- [Given problem]
Copy each line exactly. Drop every picture.
==========
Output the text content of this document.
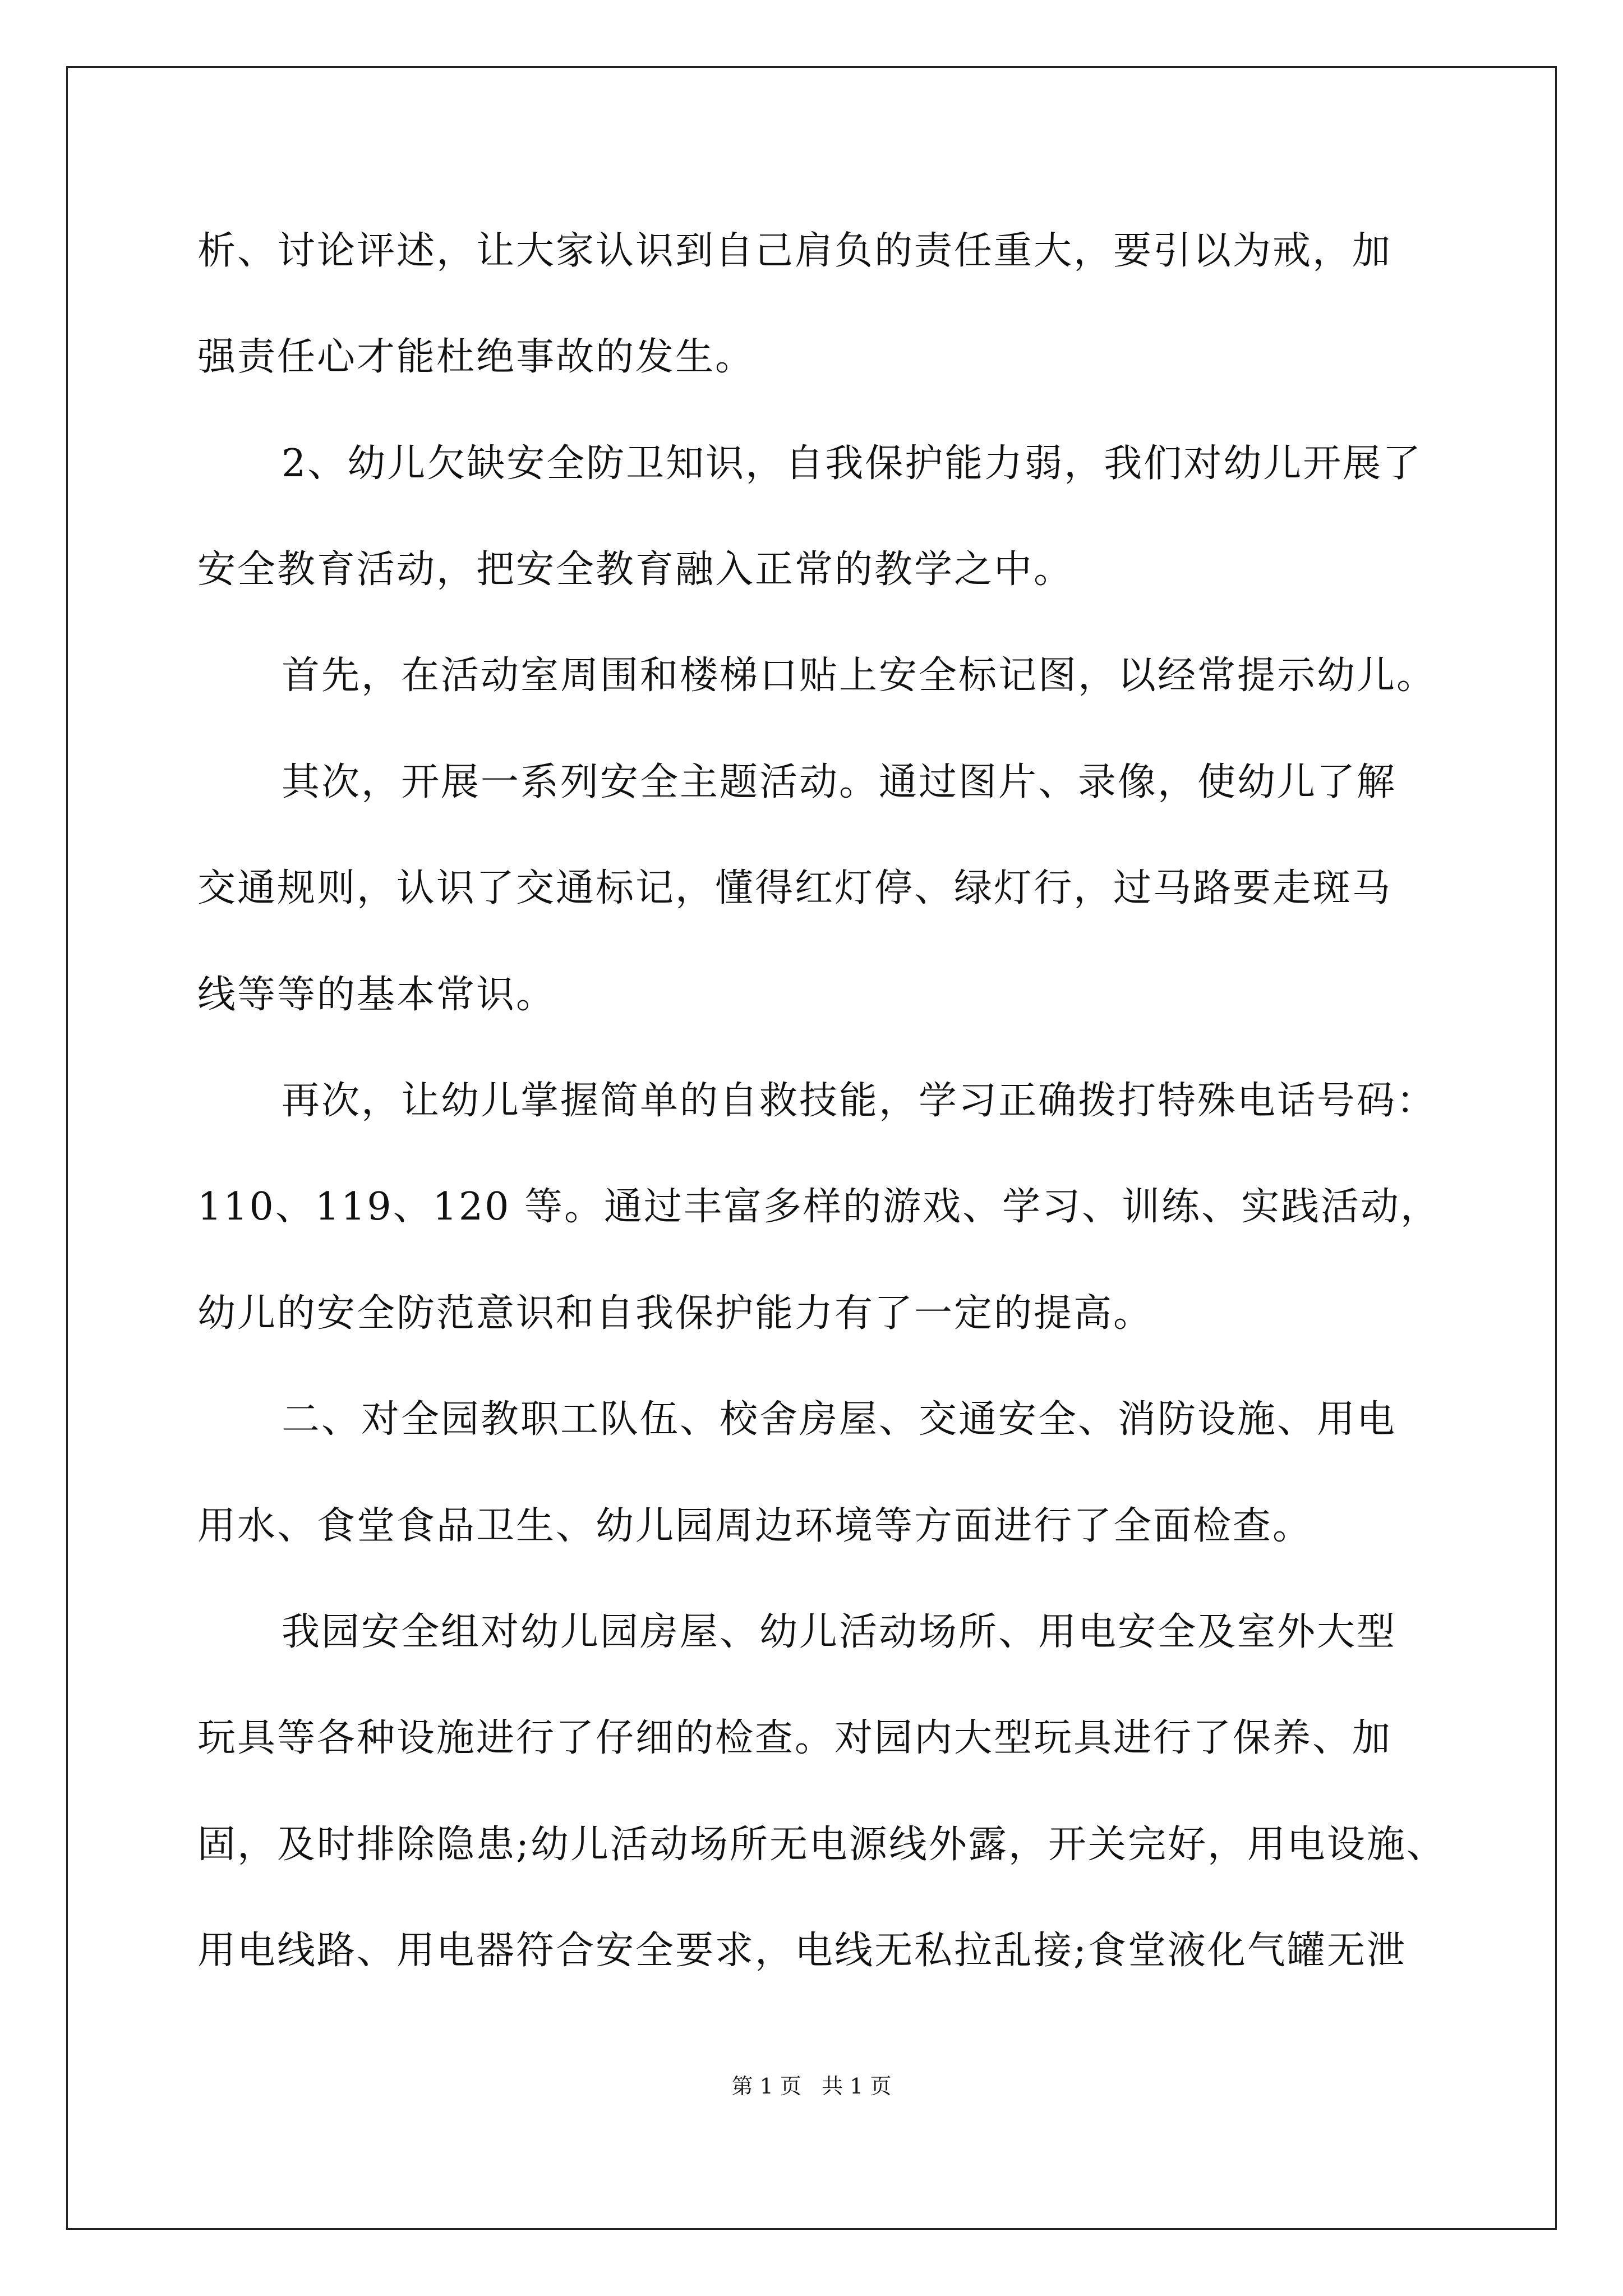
析、讨论评述，让大家认识到自己肩负的责任重大，要引以为戒，加
强责任心才能杜绝事故的发生。
2、幼儿欠缺安全防卫知识，自我保护能力弱，我们对幼儿开展了
安全教育活动，把安全教育融入正常的教学之中。
首先，在活动室周围和楼梯口贴上安全标记图，以经常提示幼儿。
其次，开展一系列安全主题活动。通过图片、录像，使幼儿了解
交通规则，认识了交通标记，懂得红灯停、绿灯行，过马路要走斑马
线等等的基本常识。
再次，让幼儿掌握简单的自救技能，学习正确拨打特殊电话号码：
110、119、120 等。通过丰富多样的游戏、学习、训练、实践活动，
幼儿的安全防范意识和自我保护能力有了一定的提高。
二、对全园教职工队伍、校舍房屋、交通安全、消防设施、用电
用水、食堂食品卫生、幼儿园周边环境等方面进行了全面检查。
我园安全组对幼儿园房屋、幼儿活动场所、用电安全及室外大型
玩具等各种设施进行了仔细的检查。对园内大型玩具进行了保养、加
固，及时排除隐患;幼儿活动场所无电源线外露，开关完好，用电设施、
用电线路、用电器符合安全要求，电线无私拉乱接;食堂液化气罐无泄
第 1 页   共 1 页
==========
- [Correct output]
Output the text content of this document.
析、讨论评述，让大家认识到自己肩负的责任重大，要引以为戒，加
强责任心才能杜绝事故的发生。
2、幼儿欠缺安全防卫知识，自我保护能力弱，我们对幼儿开展了
安全教育活动，把安全教育融入正常的教学之中。
首先，在活动室周围和楼梯口贴上安全标记图，以经常提示幼儿。
其次，开展一系列安全主题活动。通过图片、录像，使幼儿了解
交通规则，认识了交通标记，懂得红灯停、绿灯行，过马路要走斑马
线等等的基本常识。
再次，让幼儿掌握简单的自救技能，学习正确拨打特殊电话号码：
110、119、120 等。通过丰富多样的游戏、学习、训练、实践活动，
幼儿的安全防范意识和自我保护能力有了一定的提高。
二、对全园教职工队伍、校舍房屋、交通安全、消防设施、用电
用水、食堂食品卫生、幼儿园周边环境等方面进行了全面检查。
我园安全组对幼儿园房屋、幼儿活动场所、用电安全及室外大型
玩具等各种设施进行了仔细的检查。对园内大型玩具进行了保养、加
固，及时排除隐患;幼儿活动场所无电源线外露，开关完好，用电设施、
用电线路、用电器符合安全要求，电线无私拉乱接;食堂液化气罐无泄
第 1 页   共 1 页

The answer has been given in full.